The input:
:::::
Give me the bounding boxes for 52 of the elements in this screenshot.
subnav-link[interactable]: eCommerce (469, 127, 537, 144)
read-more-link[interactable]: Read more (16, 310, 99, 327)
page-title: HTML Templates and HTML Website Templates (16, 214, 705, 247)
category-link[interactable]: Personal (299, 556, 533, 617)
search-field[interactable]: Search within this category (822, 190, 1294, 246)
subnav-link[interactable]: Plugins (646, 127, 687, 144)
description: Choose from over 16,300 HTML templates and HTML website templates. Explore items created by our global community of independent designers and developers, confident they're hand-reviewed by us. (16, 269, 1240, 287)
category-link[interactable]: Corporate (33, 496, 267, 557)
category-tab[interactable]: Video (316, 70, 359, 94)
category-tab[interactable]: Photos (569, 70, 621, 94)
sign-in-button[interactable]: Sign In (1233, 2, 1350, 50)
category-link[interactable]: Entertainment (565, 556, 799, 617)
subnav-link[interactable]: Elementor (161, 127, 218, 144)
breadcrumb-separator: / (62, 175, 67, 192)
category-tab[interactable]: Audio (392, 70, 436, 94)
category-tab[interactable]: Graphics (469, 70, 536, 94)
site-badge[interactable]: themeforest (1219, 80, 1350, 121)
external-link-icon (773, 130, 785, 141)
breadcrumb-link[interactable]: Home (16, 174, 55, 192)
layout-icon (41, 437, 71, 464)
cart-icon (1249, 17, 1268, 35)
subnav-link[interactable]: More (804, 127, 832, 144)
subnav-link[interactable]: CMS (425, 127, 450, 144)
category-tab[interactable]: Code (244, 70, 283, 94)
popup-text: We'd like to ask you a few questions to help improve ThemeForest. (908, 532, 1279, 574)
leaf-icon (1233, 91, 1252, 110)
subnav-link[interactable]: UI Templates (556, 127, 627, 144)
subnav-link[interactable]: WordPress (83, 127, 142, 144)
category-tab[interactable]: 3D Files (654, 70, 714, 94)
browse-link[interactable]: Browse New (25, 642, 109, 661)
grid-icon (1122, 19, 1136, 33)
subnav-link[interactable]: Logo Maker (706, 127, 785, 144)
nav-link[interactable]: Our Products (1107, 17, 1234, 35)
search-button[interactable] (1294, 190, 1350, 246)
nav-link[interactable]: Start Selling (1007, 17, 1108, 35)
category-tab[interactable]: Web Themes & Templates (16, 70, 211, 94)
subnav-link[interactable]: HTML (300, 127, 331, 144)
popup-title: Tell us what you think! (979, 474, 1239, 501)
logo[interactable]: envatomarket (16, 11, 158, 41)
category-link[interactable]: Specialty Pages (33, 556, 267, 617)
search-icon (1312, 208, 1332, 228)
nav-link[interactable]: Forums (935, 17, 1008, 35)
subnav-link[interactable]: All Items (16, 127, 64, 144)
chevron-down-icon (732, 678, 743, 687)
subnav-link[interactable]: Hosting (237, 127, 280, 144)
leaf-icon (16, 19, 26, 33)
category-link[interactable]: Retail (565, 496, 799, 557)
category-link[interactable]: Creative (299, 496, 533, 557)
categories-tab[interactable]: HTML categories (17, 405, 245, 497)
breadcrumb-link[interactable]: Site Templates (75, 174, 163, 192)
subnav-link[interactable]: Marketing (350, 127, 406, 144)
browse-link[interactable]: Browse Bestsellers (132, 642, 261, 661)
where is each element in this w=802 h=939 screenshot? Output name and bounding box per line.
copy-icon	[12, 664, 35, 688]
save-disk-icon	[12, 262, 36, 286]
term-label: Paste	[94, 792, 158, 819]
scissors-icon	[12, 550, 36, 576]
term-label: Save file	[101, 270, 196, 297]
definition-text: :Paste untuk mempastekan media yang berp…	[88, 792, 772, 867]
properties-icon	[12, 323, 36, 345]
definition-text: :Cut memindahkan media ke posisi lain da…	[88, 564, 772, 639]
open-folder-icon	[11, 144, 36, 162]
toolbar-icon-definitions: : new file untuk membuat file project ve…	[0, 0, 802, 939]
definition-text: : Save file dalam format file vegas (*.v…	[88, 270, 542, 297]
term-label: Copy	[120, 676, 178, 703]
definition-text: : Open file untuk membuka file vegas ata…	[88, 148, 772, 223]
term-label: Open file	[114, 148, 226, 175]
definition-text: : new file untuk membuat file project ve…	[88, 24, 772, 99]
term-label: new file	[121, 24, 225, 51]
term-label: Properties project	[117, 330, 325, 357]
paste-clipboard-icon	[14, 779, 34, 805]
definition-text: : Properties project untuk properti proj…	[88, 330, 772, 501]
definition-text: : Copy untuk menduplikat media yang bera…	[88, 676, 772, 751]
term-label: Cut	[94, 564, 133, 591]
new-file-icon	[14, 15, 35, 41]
:::::
The task:
Arrange every line of the material above as a Markdown table with the columns "Row" and "Entry". Number each line in Row, put the line itself in Entry, and skip any blank lines.

Response for this exercise:
| Row | Entry |
|---|---|
| 1 | Give me the bounding boxes for 52 of the elements in this screenshot. |
| 2 | subnav-link[interactable]: eCommerce (469, 127, 537, 144) |
| 3 | read-more-link[interactable]: Read more (16, 310, 99, 327) |
| 4 | page-title: HTML Templates and HTML Website Templates (16, 214, 705, 247) |
| 5 | category-link[interactable]: Personal (299, 556, 533, 617) |
| 6 | search-field[interactable]: Search within this category (822, 190, 1294, 246) |
| 7 | subnav-link[interactable]: Plugins (646, 127, 687, 144) |
| 8 | description: Choose from over 16,300 HTML templates and HTML website templates. Explore items created by our global community of independent designers and developers, confident they're hand-reviewed by us. (16, 269, 1240, 287) |
| 9 | category-link[interactable]: Corporate (33, 496, 267, 557) |
| 10 | category-tab[interactable]: Video (316, 70, 359, 94) |
| 11 | category-tab[interactable]: Photos (569, 70, 621, 94) |
| 12 | sign-in-button[interactable]: Sign In (1233, 2, 1350, 50) |
| 13 | category-link[interactable]: Entertainment (565, 556, 799, 617) |
| 14 | subnav-link[interactable]: Elementor (161, 127, 218, 144) |
| 15 | breadcrumb-separator: / (62, 175, 67, 192) |
| 16 | category-tab[interactable]: Audio (392, 70, 436, 94) |
| 17 | category-tab[interactable]: Graphics (469, 70, 536, 94) |
| 18 | site-badge[interactable]: themeforest (1219, 80, 1350, 121) |
| 19 | external-link-icon (773, 130, 785, 141) |
| 20 | breadcrumb-link[interactable]: Home (16, 174, 55, 192) |
| 21 | layout-icon (41, 437, 71, 464) |
| 22 | cart-icon (1249, 17, 1268, 35) |
| 23 | subnav-link[interactable]: More (804, 127, 832, 144) |
| 24 | subnav-link[interactable]: CMS (425, 127, 450, 144) |
| 25 | category-tab[interactable]: Code (244, 70, 283, 94) |
| 26 | popup-text: We'd like to ask you a few questions to help improve ThemeForest. (908, 532, 1279, 574) |
| 27 | leaf-icon (1233, 91, 1252, 110) |
| 28 | subnav-link[interactable]: UI Templates (556, 127, 627, 144) |
| 29 | subnav-link[interactable]: WordPress (83, 127, 142, 144) |
| 30 | category-tab[interactable]: 3D Files (654, 70, 714, 94) |
| 31 | browse-link[interactable]: Browse New (25, 642, 109, 661) |
| 32 | grid-icon (1122, 19, 1136, 33) |
| 33 | subnav-link[interactable]: Logo Maker (706, 127, 785, 144) |
| 34 | nav-link[interactable]: Our Products (1107, 17, 1234, 35) |
| 35 | search-button[interactable] (1294, 190, 1350, 246) |
| 36 | nav-link[interactable]: Start Selling (1007, 17, 1108, 35) |
| 37 | category-tab[interactable]: Web Themes & Templates (16, 70, 211, 94) |
| 38 | subnav-link[interactable]: HTML (300, 127, 331, 144) |
| 39 | popup-title: Tell us what you think! (979, 474, 1239, 501) |
| 40 | logo[interactable]: envatomarket (16, 11, 158, 41) |
| 41 | category-link[interactable]: Specialty Pages (33, 556, 267, 617) |
| 42 | search-icon (1312, 208, 1332, 228) |
| 43 | nav-link[interactable]: Forums (935, 17, 1008, 35) |
| 44 | subnav-link[interactable]: All Items (16, 127, 64, 144) |
| 45 | chevron-down-icon (732, 678, 743, 687) |
| 46 | subnav-link[interactable]: Hosting (237, 127, 280, 144) |
| 47 | leaf-icon (16, 19, 26, 33) |
| 48 | category-link[interactable]: Retail (565, 496, 799, 557) |
| 49 | category-link[interactable]: Creative (299, 496, 533, 557) |
| 50 | categories-tab[interactable]: HTML categories (17, 405, 245, 497) |
| 51 | breadcrumb-link[interactable]: Site Templates (75, 174, 163, 192) |
| 52 | subnav-link[interactable]: Marketing (350, 127, 406, 144) |
| 53 | browse-link[interactable]: Browse Bestsellers (132, 642, 261, 661) |
| 54 | where is each element in this w=802 h=939 screenshot? Output name and bounding box per line. |
| 55 | copy-icon	[12, 664, 35, 688] |
| 56 | save-disk-icon	[12, 262, 36, 286] |
| 57 | term-label: Paste	[94, 792, 158, 819] |
| 58 | scissors-icon	[12, 550, 36, 576] |
| 59 | term-label: Save file	[101, 270, 196, 297] |
| 60 | definition-text: :Paste untuk mempastekan media yang berp…	[88, 792, 772, 867] |
| 61 | properties-icon	[12, 323, 36, 345] |
| 62 | definition-text: :Cut memindahkan media ke posisi lain da…	[88, 564, 772, 639] |
| 63 | open-folder-icon	[11, 144, 36, 162] |
| 64 | toolbar-icon-definitions: : new file untuk membuat file project ve…	[0, 0, 802, 939] |
| 65 | definition-text: : Save file dalam format file vegas (*.v…	[88, 270, 542, 297] |
| 66 | term-label: Copy	[120, 676, 178, 703] |
| 67 | definition-text: : Open file untuk membuka file vegas ata…	[88, 148, 772, 223] |
| 68 | term-label: Open file	[114, 148, 226, 175] |
| 69 | definition-text: : new file untuk membuat file project ve…	[88, 24, 772, 99] |
| 70 | term-label: new file	[121, 24, 225, 51] |
| 71 | term-label: Properties project	[117, 330, 325, 357] |
| 72 | paste-clipboard-icon	[14, 779, 34, 805] |
| 73 | definition-text: : Properties project untuk properti proj…	[88, 330, 772, 501] |
| 74 | definition-text: : Copy untuk menduplikat media yang bera…	[88, 676, 772, 751] |
| 75 | term-label: Cut	[94, 564, 133, 591] |
| 76 | new-file-icon	[14, 15, 35, 41] |